Salin kembali baris-baris entri secara persis, dimulai dari awal entri dan berlanjut hingga baris yang memuat "404, 1163, 587]", termasuk baris tersebut.

ENTRI UNTUK DIPROSES:
- - - -

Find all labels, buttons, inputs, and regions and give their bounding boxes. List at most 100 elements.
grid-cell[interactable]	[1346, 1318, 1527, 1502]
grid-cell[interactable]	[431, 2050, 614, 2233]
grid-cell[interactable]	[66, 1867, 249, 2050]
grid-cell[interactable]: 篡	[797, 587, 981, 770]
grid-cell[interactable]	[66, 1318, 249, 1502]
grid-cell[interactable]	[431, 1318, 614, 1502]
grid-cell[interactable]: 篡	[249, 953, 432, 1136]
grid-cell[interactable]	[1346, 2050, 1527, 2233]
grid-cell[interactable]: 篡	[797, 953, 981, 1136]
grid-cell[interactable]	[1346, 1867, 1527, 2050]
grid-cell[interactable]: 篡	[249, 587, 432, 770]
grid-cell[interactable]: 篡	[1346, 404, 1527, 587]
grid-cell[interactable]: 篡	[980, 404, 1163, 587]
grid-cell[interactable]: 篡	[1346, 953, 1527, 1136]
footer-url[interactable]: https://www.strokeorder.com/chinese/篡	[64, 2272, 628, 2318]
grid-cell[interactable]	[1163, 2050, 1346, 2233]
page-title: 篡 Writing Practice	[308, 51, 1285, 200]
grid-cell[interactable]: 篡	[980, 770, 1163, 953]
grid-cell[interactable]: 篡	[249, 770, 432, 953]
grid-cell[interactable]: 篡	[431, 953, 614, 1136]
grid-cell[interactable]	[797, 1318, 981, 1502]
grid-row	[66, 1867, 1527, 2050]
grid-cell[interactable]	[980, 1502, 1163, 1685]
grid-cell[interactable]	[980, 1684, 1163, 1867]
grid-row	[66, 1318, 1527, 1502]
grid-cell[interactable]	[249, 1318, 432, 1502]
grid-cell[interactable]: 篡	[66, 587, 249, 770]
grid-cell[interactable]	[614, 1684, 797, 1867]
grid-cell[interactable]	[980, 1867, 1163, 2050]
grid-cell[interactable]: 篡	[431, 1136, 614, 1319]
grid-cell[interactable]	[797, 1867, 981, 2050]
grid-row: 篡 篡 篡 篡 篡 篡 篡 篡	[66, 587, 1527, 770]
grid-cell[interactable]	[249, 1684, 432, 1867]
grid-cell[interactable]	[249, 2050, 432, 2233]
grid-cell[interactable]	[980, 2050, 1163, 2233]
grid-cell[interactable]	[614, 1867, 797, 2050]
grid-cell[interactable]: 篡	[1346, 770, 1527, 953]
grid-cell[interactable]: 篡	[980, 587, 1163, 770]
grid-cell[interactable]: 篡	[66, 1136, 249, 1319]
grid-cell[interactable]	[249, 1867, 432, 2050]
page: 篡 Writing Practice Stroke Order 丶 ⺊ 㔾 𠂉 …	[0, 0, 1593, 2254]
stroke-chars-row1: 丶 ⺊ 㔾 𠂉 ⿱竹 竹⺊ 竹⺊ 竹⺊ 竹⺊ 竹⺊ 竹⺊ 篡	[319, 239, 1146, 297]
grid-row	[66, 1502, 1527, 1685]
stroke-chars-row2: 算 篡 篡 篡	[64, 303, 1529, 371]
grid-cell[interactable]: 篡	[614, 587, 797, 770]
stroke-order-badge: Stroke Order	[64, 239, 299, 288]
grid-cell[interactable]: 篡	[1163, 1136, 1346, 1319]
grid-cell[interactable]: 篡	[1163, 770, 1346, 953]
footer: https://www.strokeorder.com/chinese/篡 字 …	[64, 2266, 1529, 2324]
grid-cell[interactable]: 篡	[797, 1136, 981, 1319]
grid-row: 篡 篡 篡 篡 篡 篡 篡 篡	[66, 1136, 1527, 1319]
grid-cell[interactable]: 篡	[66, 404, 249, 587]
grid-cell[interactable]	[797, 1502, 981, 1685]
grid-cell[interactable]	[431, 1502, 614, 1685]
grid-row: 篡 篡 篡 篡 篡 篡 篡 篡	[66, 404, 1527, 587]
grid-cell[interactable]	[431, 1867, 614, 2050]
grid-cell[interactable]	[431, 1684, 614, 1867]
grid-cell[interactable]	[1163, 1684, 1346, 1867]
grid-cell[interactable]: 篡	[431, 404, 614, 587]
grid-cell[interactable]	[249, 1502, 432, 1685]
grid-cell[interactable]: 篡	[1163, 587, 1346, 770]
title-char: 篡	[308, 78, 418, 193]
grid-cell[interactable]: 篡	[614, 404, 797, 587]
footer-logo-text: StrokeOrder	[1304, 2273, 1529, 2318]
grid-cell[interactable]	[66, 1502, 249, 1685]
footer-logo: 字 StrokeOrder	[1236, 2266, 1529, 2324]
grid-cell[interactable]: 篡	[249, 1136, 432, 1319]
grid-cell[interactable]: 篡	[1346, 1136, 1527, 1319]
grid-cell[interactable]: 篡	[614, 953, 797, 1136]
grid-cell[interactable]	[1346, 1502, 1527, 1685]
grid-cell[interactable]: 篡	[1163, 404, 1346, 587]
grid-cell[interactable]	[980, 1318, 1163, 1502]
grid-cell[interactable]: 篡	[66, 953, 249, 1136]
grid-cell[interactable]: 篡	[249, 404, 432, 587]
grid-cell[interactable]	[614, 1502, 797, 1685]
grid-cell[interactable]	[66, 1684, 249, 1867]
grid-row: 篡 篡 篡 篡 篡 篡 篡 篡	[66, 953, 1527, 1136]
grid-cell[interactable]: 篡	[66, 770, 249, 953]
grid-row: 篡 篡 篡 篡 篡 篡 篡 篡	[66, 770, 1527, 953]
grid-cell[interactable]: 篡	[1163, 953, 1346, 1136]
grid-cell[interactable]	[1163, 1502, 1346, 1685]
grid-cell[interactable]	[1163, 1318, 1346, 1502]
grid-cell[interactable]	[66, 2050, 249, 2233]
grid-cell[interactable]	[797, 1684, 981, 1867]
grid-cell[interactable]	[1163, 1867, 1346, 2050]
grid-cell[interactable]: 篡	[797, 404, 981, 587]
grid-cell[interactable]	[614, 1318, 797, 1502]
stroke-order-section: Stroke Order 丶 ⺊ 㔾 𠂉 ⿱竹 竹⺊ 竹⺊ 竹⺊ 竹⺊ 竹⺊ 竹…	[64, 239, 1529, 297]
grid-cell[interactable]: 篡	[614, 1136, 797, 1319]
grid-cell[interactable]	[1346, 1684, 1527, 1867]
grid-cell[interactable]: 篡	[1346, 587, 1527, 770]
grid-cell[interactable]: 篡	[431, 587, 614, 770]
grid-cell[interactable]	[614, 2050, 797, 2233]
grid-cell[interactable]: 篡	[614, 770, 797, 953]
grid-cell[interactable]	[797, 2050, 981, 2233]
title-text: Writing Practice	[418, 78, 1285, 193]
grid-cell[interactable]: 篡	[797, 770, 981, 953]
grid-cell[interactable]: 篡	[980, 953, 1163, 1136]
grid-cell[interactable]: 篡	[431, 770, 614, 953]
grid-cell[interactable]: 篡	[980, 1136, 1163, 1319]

- - - -

KELUARAN LENGKAP:
Find all labels, buttons, inputs, and regions and give their bounding boxes. List at most 100 elements.
grid-cell[interactable]	[1346, 1318, 1527, 1502]
grid-cell[interactable]	[431, 2050, 614, 2233]
grid-cell[interactable]	[66, 1867, 249, 2050]
grid-cell[interactable]: 篡	[797, 587, 981, 770]
grid-cell[interactable]	[66, 1318, 249, 1502]
grid-cell[interactable]	[431, 1318, 614, 1502]
grid-cell[interactable]: 篡	[249, 953, 432, 1136]
grid-cell[interactable]	[1346, 2050, 1527, 2233]
grid-cell[interactable]: 篡	[797, 953, 981, 1136]
grid-cell[interactable]	[1346, 1867, 1527, 2050]
grid-cell[interactable]: 篡	[249, 587, 432, 770]
grid-cell[interactable]: 篡	[1346, 404, 1527, 587]
grid-cell[interactable]: 篡	[980, 404, 1163, 587]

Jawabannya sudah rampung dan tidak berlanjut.